(Stored data)
####################

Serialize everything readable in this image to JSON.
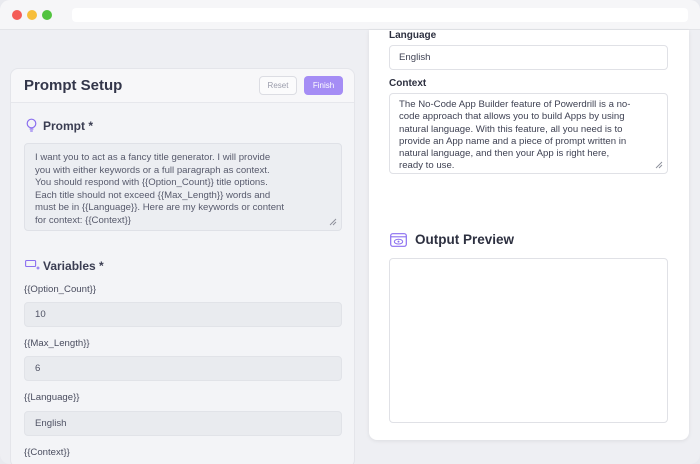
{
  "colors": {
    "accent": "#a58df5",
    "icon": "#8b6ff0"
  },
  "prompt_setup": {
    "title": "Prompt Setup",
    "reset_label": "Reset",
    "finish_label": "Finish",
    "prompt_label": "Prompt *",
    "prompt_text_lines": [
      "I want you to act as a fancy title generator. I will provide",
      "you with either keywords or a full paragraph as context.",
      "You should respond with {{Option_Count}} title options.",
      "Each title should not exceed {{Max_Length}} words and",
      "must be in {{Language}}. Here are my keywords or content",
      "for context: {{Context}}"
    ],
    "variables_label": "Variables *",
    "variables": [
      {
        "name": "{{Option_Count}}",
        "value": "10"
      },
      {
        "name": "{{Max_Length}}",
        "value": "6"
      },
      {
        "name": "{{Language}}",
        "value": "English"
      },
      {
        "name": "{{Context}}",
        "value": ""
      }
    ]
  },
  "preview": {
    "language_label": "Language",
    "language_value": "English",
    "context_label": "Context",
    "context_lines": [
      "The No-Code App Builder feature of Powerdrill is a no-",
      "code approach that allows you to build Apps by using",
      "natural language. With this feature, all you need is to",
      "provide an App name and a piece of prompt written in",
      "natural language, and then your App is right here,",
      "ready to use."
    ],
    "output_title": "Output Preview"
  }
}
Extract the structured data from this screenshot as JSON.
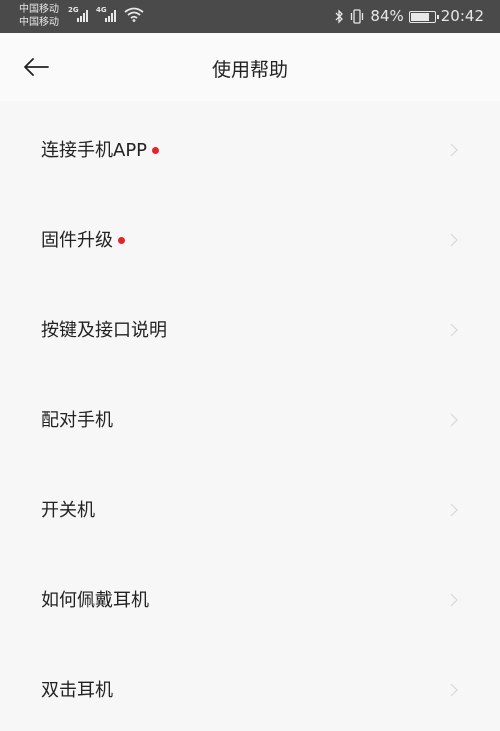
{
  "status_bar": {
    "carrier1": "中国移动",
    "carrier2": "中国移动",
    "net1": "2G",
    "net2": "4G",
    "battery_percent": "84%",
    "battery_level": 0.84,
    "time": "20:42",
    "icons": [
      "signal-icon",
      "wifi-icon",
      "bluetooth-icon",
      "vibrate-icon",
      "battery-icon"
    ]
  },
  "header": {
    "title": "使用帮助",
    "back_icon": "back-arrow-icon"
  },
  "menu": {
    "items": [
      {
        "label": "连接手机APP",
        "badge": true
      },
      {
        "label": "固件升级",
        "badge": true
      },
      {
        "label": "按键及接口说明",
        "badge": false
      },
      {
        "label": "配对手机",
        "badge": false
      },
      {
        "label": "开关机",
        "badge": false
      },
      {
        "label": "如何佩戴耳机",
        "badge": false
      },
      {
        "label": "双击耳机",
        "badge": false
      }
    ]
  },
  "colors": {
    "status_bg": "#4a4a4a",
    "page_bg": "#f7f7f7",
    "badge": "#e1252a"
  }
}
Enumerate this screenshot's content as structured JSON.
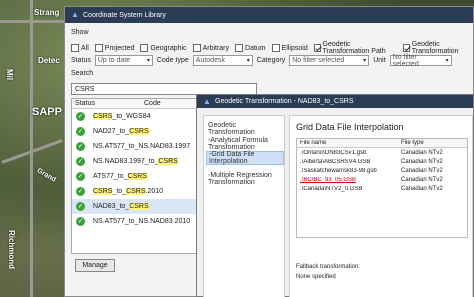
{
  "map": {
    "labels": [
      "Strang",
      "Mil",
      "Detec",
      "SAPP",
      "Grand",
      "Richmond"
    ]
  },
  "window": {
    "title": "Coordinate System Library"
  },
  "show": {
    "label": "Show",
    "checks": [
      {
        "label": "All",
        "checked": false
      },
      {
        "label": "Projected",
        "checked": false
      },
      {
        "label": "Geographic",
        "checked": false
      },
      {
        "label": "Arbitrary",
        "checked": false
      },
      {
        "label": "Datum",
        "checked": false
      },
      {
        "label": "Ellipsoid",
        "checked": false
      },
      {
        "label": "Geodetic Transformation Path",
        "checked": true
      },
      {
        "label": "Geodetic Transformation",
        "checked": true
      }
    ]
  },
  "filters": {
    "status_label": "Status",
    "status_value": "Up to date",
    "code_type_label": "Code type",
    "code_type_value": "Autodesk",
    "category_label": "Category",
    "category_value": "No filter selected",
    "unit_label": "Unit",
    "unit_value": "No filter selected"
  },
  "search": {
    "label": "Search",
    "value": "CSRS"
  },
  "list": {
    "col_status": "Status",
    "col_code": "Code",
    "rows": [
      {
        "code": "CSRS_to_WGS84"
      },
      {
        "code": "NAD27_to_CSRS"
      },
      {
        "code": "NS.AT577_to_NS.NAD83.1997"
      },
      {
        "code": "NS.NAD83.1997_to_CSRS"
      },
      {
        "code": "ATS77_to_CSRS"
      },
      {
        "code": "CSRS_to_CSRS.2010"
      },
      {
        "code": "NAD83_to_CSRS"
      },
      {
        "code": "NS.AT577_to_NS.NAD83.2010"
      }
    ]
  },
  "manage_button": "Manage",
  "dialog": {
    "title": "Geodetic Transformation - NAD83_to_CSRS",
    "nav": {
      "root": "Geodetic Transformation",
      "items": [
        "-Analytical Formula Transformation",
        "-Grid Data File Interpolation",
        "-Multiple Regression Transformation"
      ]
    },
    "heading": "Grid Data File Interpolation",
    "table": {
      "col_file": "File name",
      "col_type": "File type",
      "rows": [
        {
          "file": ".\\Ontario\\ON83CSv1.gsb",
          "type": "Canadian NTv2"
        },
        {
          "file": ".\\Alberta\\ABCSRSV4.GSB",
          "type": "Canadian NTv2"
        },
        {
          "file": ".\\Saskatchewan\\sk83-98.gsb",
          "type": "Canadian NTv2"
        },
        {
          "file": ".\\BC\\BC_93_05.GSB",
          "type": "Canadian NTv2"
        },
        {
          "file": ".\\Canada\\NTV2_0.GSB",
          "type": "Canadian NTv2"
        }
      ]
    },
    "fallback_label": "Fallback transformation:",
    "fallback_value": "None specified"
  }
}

####################

▸ **Problem**: Leaving the pictures aside, transcribe the entire listing exactly.

▸ **Exercise output**:
Serialize everything readable in this image to JSON.
{
  "colors": {
    "accent": "#a58df5",
    "icon": "#8b6ff0"
  },
  "prompt_setup": {
    "title": "Prompt Setup",
    "reset_label": "Reset",
    "finish_label": "Finish",
    "prompt_label": "Prompt *",
    "prompt_text_lines": [
      "I want you to act as a fancy title generator. I will provide",
      "you with either keywords or a full paragraph as context.",
      "You should respond with {{Option_Count}} title options.",
      "Each title should not exceed {{Max_Length}} words and",
      "must be in {{Language}}. Here are my keywords or content",
      "for context: {{Context}}"
    ],
    "variables_label": "Variables *",
    "variables": [
      {
        "name": "{{Option_Count}}",
        "value": "10"
      },
      {
        "name": "{{Max_Length}}",
        "value": "6"
      },
      {
        "name": "{{Language}}",
        "value": "English"
      },
      {
        "name": "{{Context}}",
        "value": ""
      }
    ]
  },
  "preview": {
    "language_label": "Language",
    "language_value": "English",
    "context_label": "Context",
    "context_lines": [
      "The No-Code App Builder feature of Powerdrill is a no-",
      "code approach that allows you to build Apps by using",
      "natural language. With this feature, all you need is to",
      "provide an App name and a piece of prompt written in",
      "natural language, and then your App is right here,",
      "ready to use."
    ],
    "output_title": "Output Preview"
  }
}
Extract the structured data from this screenshot as JSON.
{
  "status_bar": {
    "carrier1": "中国移动",
    "carrier2": "中国移动",
    "net1": "2G",
    "net2": "4G",
    "battery_percent": "84%",
    "battery_level": 0.84,
    "time": "20:42",
    "icons": [
      "signal-icon",
      "wifi-icon",
      "bluetooth-icon",
      "vibrate-icon",
      "battery-icon"
    ]
  },
  "header": {
    "title": "使用帮助",
    "back_icon": "back-arrow-icon"
  },
  "menu": {
    "items": [
      {
        "label": "连接手机APP",
        "badge": true
      },
      {
        "label": "固件升级",
        "badge": true
      },
      {
        "label": "按键及接口说明",
        "badge": false
      },
      {
        "label": "配对手机",
        "badge": false
      },
      {
        "label": "开关机",
        "badge": false
      },
      {
        "label": "如何佩戴耳机",
        "badge": false
      },
      {
        "label": "双击耳机",
        "badge": false
      }
    ]
  },
  "colors": {
    "status_bg": "#4a4a4a",
    "page_bg": "#f7f7f7",
    "badge": "#e1252a"
  }
}
Enumerate this screenshot's content as structured JSON.
{
  "map": {
    "labels": [
      "Strang",
      "Mil",
      "Detec",
      "SAPP",
      "Grand",
      "Richmond"
    ]
  },
  "window": {
    "title": "Coordinate System Library"
  },
  "show": {
    "label": "Show",
    "checks": [
      {
        "label": "All",
        "checked": false
      },
      {
        "label": "Projected",
        "checked": false
      },
      {
        "label": "Geographic",
        "checked": false
      },
      {
        "label": "Arbitrary",
        "checked": false
      },
      {
        "label": "Datum",
        "checked": false
      },
      {
        "label": "Ellipsoid",
        "checked": false
      },
      {
        "label": "Geodetic Transformation Path",
        "checked": true
      },
      {
        "label": "Geodetic Transformation",
        "checked": true
      }
    ]
  },
  "filters": {
    "status_label": "Status",
    "status_value": "Up to date",
    "code_type_label": "Code type",
    "code_type_value": "Autodesk",
    "category_label": "Category",
    "category_value": "No filter selected",
    "unit_label": "Unit",
    "unit_value": "No filter selected"
  },
  "search": {
    "label": "Search",
    "value": "CSRS"
  },
  "list": {
    "col_status": "Status",
    "col_code": "Code",
    "rows": [
      {
        "code": "CSRS_to_WGS84"
      },
      {
        "code": "NAD27_to_CSRS"
      },
      {
        "code": "NS.AT577_to_NS.NAD83.1997"
      },
      {
        "code": "NS.NAD83.1997_to_CSRS"
      },
      {
        "code": "ATS77_to_CSRS"
      },
      {
        "code": "CSRS_to_CSRS.2010"
      },
      {
        "code": "NAD83_to_CSRS"
      },
      {
        "code": "NS.AT577_to_NS.NAD83.2010"
      }
    ]
  },
  "manage_button": "Manage",
  "dialog": {
    "title": "Geodetic Transformation - NAD83_to_CSRS",
    "nav": {
      "root": "Geodetic Transformation",
      "items": [
        "-Analytical Formula Transformation",
        "-Grid Data File Interpolation",
        "-Multiple Regression Transformation"
      ]
    },
    "heading": "Grid Data File Interpolation",
    "table": {
      "col_file": "File name",
      "col_type": "File type",
      "rows": [
        {
          "file": ".\\Ontario\\ON83CSv1.gsb",
          "type": "Canadian NTv2"
        },
        {
          "file": ".\\Alberta\\ABCSRSV4.GSB",
          "type": "Canadian NTv2"
        },
        {
          "file": ".\\Saskatchewan\\sk83-98.gsb",
          "type": "Canadian NTv2"
        },
        {
          "file": ".\\BC\\BC_93_05.GSB",
          "type": "Canadian NTv2"
        },
        {
          "file": ".\\Canada\\NTV2_0.GSB",
          "type": "Canadian NTv2"
        }
      ]
    },
    "fallback_label": "Fallback transformation:",
    "fallback_value": "None specified"
  }
}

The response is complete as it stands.